**Exercise instructions**
Reproduce each record below exactly as written.

**Records to process**
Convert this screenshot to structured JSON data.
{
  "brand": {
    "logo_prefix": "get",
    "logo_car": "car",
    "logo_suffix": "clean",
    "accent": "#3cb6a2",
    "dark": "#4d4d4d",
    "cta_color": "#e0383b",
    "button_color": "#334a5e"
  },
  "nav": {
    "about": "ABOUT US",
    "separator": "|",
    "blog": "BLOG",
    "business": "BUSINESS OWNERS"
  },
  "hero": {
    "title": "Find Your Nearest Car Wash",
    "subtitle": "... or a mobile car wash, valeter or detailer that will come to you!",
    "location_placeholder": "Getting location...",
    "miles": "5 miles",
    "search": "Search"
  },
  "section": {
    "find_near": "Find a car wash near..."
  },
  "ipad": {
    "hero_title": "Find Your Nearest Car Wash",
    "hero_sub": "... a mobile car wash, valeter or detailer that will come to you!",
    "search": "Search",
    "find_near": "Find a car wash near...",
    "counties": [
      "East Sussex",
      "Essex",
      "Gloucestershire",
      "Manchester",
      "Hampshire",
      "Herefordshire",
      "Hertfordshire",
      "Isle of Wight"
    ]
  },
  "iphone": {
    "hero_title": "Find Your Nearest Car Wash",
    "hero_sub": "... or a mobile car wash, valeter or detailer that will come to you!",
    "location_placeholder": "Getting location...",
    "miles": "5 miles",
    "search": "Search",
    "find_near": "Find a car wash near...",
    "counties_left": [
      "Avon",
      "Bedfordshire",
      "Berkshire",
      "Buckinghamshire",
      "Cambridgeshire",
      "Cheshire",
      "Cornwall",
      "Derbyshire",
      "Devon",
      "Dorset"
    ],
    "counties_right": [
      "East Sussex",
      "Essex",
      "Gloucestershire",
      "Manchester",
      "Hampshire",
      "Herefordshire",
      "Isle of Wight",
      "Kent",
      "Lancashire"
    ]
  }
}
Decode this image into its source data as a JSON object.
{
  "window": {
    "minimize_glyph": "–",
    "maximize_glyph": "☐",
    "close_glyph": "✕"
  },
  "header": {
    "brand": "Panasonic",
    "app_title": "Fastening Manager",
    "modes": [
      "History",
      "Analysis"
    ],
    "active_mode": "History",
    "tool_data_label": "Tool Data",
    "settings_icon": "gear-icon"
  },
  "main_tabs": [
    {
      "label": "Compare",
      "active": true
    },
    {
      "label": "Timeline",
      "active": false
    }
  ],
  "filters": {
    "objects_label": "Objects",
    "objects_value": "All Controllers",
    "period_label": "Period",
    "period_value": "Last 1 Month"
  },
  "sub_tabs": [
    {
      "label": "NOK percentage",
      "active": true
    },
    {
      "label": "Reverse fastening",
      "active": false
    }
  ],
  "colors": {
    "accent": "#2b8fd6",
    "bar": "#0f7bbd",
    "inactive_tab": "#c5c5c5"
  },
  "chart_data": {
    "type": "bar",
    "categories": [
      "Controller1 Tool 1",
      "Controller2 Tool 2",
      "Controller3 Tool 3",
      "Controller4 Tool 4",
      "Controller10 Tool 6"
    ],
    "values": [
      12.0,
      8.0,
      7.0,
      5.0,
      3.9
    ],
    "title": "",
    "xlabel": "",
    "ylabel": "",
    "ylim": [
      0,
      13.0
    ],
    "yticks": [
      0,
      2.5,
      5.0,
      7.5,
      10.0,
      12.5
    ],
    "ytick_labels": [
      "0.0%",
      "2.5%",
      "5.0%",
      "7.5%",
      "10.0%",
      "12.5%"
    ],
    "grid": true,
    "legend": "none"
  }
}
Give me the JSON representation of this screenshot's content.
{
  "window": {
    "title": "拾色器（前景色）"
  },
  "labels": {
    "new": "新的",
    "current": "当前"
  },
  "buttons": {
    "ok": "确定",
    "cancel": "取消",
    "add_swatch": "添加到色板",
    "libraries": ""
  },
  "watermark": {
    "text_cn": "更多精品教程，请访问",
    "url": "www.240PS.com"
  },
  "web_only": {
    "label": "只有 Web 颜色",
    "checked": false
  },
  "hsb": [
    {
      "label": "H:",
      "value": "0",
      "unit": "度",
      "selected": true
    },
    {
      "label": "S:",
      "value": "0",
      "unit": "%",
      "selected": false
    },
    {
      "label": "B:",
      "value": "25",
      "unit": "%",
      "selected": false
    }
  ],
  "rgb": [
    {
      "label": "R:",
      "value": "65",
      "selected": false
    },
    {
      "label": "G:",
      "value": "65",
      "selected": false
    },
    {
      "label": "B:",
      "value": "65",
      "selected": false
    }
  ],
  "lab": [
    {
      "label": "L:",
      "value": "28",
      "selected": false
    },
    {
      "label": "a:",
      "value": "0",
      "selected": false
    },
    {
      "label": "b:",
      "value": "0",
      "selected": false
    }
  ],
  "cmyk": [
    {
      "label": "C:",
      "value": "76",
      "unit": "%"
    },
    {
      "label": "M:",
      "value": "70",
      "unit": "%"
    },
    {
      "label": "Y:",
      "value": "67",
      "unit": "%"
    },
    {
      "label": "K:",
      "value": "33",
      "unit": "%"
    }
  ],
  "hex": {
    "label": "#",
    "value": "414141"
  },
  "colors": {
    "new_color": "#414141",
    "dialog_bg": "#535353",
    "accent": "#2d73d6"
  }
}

**Output of the exercise**
Convert this screenshot to structured JSON data.
{
  "brand": {
    "logo_prefix": "get",
    "logo_car": "car",
    "logo_suffix": "clean",
    "accent": "#3cb6a2",
    "dark": "#4d4d4d",
    "cta_color": "#e0383b",
    "button_color": "#334a5e"
  },
  "nav": {
    "about": "ABOUT US",
    "separator": "|",
    "blog": "BLOG",
    "business": "BUSINESS OWNERS"
  },
  "hero": {
    "title": "Find Your Nearest Car Wash",
    "subtitle": "... or a mobile car wash, valeter or detailer that will come to you!",
    "location_placeholder": "Getting location...",
    "miles": "5 miles",
    "search": "Search"
  },
  "section": {
    "find_near": "Find a car wash near..."
  },
  "ipad": {
    "hero_title": "Find Your Nearest Car Wash",
    "hero_sub": "... a mobile car wash, valeter or detailer that will come to you!",
    "search": "Search",
    "find_near": "Find a car wash near...",
    "counties": [
      "East Sussex",
      "Essex",
      "Gloucestershire",
      "Manchester",
      "Hampshire",
      "Herefordshire",
      "Hertfordshire",
      "Isle of Wight"
    ]
  },
  "iphone": {
    "hero_title": "Find Your Nearest Car Wash",
    "hero_sub": "... or a mobile car wash, valeter or detailer that will come to you!",
    "location_placeholder": "Getting location...",
    "miles": "5 miles",
    "search": "Search",
    "find_near": "Find a car wash near...",
    "counties_left": [
      "Avon",
      "Bedfordshire",
      "Berkshire",
      "Buckinghamshire",
      "Cambridgeshire",
      "Cheshire",
      "Cornwall",
      "Derbyshire",
      "Devon",
      "Dorset"
    ],
    "counties_right": [
      "East Sussex",
      "Essex",
      "Gloucestershire",
      "Manchester",
      "Hampshire",
      "Herefordshire",
      "Isle of Wight",
      "Kent",
      "Lancashire"
    ]
  }
}
Decode this image into its source data as a JSON object.
{
  "window": {
    "minimize_glyph": "–",
    "maximize_glyph": "☐",
    "close_glyph": "✕"
  },
  "header": {
    "brand": "Panasonic",
    "app_title": "Fastening Manager",
    "modes": [
      "History",
      "Analysis"
    ],
    "active_mode": "History",
    "tool_data_label": "Tool Data",
    "settings_icon": "gear-icon"
  },
  "main_tabs": [
    {
      "label": "Compare",
      "active": true
    },
    {
      "label": "Timeline",
      "active": false
    }
  ],
  "filters": {
    "objects_label": "Objects",
    "objects_value": "All Controllers",
    "period_label": "Period",
    "period_value": "Last 1 Month"
  },
  "sub_tabs": [
    {
      "label": "NOK percentage",
      "active": true
    },
    {
      "label": "Reverse fastening",
      "active": false
    }
  ],
  "colors": {
    "accent": "#2b8fd6",
    "bar": "#0f7bbd",
    "inactive_tab": "#c5c5c5"
  },
  "chart_data": {
    "type": "bar",
    "categories": [
      "Controller1 Tool 1",
      "Controller2 Tool 2",
      "Controller3 Tool 3",
      "Controller4 Tool 4",
      "Controller10 Tool 6"
    ],
    "values": [
      12.0,
      8.0,
      7.0,
      5.0,
      3.9
    ],
    "title": "",
    "xlabel": "",
    "ylabel": "",
    "ylim": [
      0,
      13.0
    ],
    "yticks": [
      0,
      2.5,
      5.0,
      7.5,
      10.0,
      12.5
    ],
    "ytick_labels": [
      "0.0%",
      "2.5%",
      "5.0%",
      "7.5%",
      "10.0%",
      "12.5%"
    ],
    "grid": true,
    "legend": "none"
  }
}
Give me the JSON representation of this screenshot's content.
{
  "window": {
    "title": "拾色器（前景色）"
  },
  "labels": {
    "new": "新的",
    "current": "当前"
  },
  "buttons": {
    "ok": "确定",
    "cancel": "取消",
    "add_swatch": "添加到色板",
    "libraries": ""
  },
  "watermark": {
    "text_cn": "更多精品教程，请访问",
    "url": "www.240PS.com"
  },
  "web_only": {
    "label": "只有 Web 颜色",
    "checked": false
  },
  "hsb": [
    {
      "label": "H:",
      "value": "0",
      "unit": "度",
      "selected": true
    },
    {
      "label": "S:",
      "value": "0",
      "unit": "%",
      "selected": false
    },
    {
      "label": "B:",
      "value": "25",
      "unit": "%",
      "selected": false
    }
  ],
  "rgb": [
    {
      "label": "R:",
      "value": "65",
      "selected": false
    },
    {
      "label": "G:",
      "value": "65",
      "selected": false
    },
    {
      "label": "B:",
      "value": "65",
      "selected": false
    }
  ],
  "lab": [
    {
      "label": "L:",
      "value": "28",
      "selected": false
    },
    {
      "label": "a:",
      "value": "0",
      "selected": false
    },
    {
      "label": "b:",
      "value": "0",
      "selected": false
    }
  ],
  "cmyk": [
    {
      "label": "C:",
      "value": "76",
      "unit": "%"
    },
    {
      "label": "M:",
      "value": "70",
      "unit": "%"
    },
    {
      "label": "Y:",
      "value": "67",
      "unit": "%"
    },
    {
      "label": "K:",
      "value": "33",
      "unit": "%"
    }
  ],
  "hex": {
    "label": "#",
    "value": "414141"
  },
  "colors": {
    "new_color": "#414141",
    "dialog_bg": "#535353",
    "accent": "#2d73d6"
  }
}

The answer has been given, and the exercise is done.